**WORK TO COMPLETE**
Without changing a character, return the entries, but not the images they hold.

**GIVEN DATA**
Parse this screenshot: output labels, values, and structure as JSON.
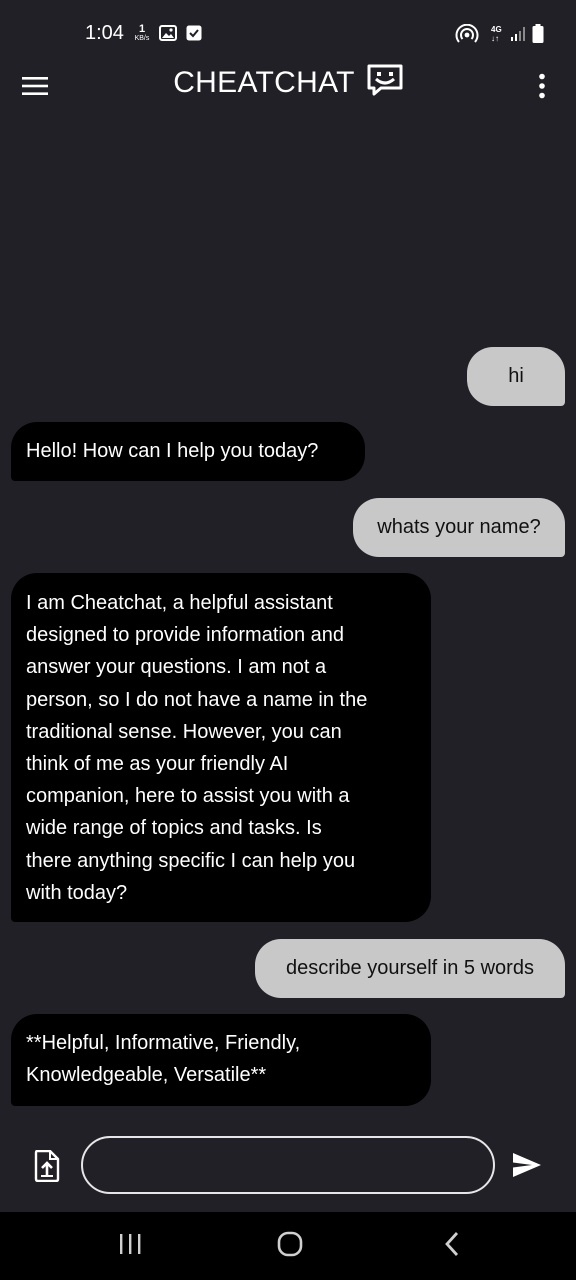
{
  "status_bar": {
    "time": "1:04",
    "net_speed_value": "1",
    "net_speed_unit": "KB/s",
    "network_type_top": "4G",
    "network_type_bottom": "↓↑",
    "icons": [
      "gallery-icon",
      "check-icon",
      "hotspot-icon",
      "signal-icon",
      "battery-icon"
    ]
  },
  "app_bar": {
    "title": "CHEATCHAT",
    "menu_icon": "hamburger-icon",
    "logo_icon": "chat-smiley-icon",
    "more_icon": "more-vertical-icon"
  },
  "messages": [
    {
      "role": "user",
      "text": "hi"
    },
    {
      "role": "bot",
      "text": "Hello! How can I help you today?"
    },
    {
      "role": "user",
      "text": "whats your name?"
    },
    {
      "role": "bot",
      "text": "I am Cheatchat, a helpful assistant\ndesigned to provide information and\nanswer your questions. I am not a\nperson, so I do not have a name in the\ntraditional sense. However, you can\nthink of me as your friendly AI\ncompanion, here to assist you with a\nwide range of topics and tasks. Is\nthere anything specific I can help you\nwith today?"
    },
    {
      "role": "user",
      "text": "describe yourself in 5 words"
    },
    {
      "role": "bot",
      "text": "**Helpful, Informative, Friendly,\nKnowledgeable, Versatile**"
    }
  ],
  "composer": {
    "input_value": "",
    "input_placeholder": "",
    "attach_icon": "file-upload-icon",
    "send_icon": "send-icon"
  },
  "nav_bar": {
    "icons": [
      "recent-apps-icon",
      "home-icon",
      "back-icon"
    ]
  },
  "colors": {
    "background": "#212027",
    "user_bubble": "#c8c8c8",
    "bot_bubble": "#000000",
    "nav_bar": "#000000"
  }
}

**THE RESULT**
Parse this screenshot: output labels, values, and structure as JSON.
{
  "status_bar": {
    "time": "1:04",
    "net_speed_value": "1",
    "net_speed_unit": "KB/s",
    "network_type_top": "4G",
    "network_type_bottom": "↓↑",
    "icons": [
      "gallery-icon",
      "check-icon",
      "hotspot-icon",
      "signal-icon",
      "battery-icon"
    ]
  },
  "app_bar": {
    "title": "CHEATCHAT",
    "menu_icon": "hamburger-icon",
    "logo_icon": "chat-smiley-icon",
    "more_icon": "more-vertical-icon"
  },
  "messages": [
    {
      "role": "user",
      "text": "hi"
    },
    {
      "role": "bot",
      "text": "Hello! How can I help you today?"
    },
    {
      "role": "user",
      "text": "whats your name?"
    },
    {
      "role": "bot",
      "text": "I am Cheatchat, a helpful assistant\ndesigned to provide information and\nanswer your questions. I am not a\nperson, so I do not have a name in the\ntraditional sense. However, you can\nthink of me as your friendly AI\ncompanion, here to assist you with a\nwide range of topics and tasks. Is\nthere anything specific I can help you\nwith today?"
    },
    {
      "role": "user",
      "text": "describe yourself in 5 words"
    },
    {
      "role": "bot",
      "text": "**Helpful, Informative, Friendly,\nKnowledgeable, Versatile**"
    }
  ],
  "composer": {
    "input_value": "",
    "input_placeholder": "",
    "attach_icon": "file-upload-icon",
    "send_icon": "send-icon"
  },
  "nav_bar": {
    "icons": [
      "recent-apps-icon",
      "home-icon",
      "back-icon"
    ]
  },
  "colors": {
    "background": "#212027",
    "user_bubble": "#c8c8c8",
    "bot_bubble": "#000000",
    "nav_bar": "#000000"
  }
}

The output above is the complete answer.